(Excerpted records)

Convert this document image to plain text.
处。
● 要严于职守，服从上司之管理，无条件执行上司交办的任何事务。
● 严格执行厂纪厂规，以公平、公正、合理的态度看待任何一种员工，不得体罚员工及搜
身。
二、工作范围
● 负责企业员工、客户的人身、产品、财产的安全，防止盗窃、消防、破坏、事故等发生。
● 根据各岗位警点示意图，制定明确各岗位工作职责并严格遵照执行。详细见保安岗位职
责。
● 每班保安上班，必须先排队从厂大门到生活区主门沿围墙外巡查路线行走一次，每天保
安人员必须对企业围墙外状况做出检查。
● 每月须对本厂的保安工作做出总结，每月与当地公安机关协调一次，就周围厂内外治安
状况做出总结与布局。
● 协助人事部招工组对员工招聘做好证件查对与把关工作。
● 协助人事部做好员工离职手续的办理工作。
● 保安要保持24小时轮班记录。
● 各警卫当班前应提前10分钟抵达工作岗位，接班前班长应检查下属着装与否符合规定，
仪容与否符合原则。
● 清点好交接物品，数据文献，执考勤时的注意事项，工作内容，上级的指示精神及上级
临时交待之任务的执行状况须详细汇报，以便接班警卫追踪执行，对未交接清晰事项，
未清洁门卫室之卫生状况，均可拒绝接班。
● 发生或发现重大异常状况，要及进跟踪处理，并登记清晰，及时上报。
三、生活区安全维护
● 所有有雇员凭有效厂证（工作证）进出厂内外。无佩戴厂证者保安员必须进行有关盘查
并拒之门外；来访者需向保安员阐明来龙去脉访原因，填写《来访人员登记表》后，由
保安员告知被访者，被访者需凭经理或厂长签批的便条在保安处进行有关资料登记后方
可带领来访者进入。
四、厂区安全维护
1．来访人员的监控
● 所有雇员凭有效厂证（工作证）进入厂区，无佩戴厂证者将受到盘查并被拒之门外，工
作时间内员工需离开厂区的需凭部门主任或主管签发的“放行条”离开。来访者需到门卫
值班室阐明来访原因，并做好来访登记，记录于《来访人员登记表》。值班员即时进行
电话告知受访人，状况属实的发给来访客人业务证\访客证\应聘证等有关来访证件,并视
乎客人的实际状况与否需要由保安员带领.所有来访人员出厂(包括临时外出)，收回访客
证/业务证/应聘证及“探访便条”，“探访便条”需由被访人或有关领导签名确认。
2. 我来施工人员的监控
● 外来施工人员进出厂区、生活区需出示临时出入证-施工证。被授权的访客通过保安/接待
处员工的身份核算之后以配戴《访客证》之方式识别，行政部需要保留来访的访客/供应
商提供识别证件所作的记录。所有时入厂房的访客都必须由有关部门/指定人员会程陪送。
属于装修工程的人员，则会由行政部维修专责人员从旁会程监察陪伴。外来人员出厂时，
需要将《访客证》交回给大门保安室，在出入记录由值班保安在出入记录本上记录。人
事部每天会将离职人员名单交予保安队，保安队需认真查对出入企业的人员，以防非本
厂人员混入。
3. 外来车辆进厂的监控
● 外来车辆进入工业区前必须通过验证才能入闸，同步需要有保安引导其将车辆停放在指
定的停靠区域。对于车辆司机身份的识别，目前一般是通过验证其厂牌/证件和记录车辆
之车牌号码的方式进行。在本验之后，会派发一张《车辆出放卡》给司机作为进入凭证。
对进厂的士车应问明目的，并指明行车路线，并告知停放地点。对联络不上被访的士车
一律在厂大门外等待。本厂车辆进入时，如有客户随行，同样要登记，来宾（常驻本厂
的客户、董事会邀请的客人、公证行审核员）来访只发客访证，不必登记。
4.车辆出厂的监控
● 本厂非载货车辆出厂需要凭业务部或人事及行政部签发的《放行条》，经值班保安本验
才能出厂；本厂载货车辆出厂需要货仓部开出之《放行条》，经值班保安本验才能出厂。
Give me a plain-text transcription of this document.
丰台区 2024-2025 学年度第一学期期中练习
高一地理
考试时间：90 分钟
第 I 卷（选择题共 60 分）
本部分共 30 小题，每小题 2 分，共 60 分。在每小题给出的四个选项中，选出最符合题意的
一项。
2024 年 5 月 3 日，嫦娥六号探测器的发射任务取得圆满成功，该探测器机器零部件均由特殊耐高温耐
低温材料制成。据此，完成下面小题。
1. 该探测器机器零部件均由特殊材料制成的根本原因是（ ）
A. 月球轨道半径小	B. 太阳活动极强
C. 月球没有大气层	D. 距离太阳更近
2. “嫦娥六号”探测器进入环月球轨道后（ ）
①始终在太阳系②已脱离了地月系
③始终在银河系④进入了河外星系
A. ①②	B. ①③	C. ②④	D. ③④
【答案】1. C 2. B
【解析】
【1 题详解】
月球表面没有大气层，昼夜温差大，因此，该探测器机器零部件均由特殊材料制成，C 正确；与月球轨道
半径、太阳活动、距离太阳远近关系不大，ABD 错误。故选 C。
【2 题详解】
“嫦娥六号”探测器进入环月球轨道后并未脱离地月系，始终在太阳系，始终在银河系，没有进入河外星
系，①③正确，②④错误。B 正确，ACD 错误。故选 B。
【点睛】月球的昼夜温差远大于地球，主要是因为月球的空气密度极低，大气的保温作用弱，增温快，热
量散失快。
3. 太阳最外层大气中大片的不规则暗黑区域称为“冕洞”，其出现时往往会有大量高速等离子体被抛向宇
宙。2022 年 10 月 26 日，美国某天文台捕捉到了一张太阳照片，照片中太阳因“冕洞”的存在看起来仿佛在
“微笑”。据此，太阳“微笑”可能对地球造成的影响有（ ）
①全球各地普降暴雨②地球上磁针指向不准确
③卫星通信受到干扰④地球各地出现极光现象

(Written exercise)
Across the entries, how many lines contain "this"? Reply with the number only.

(Exercise answer)
2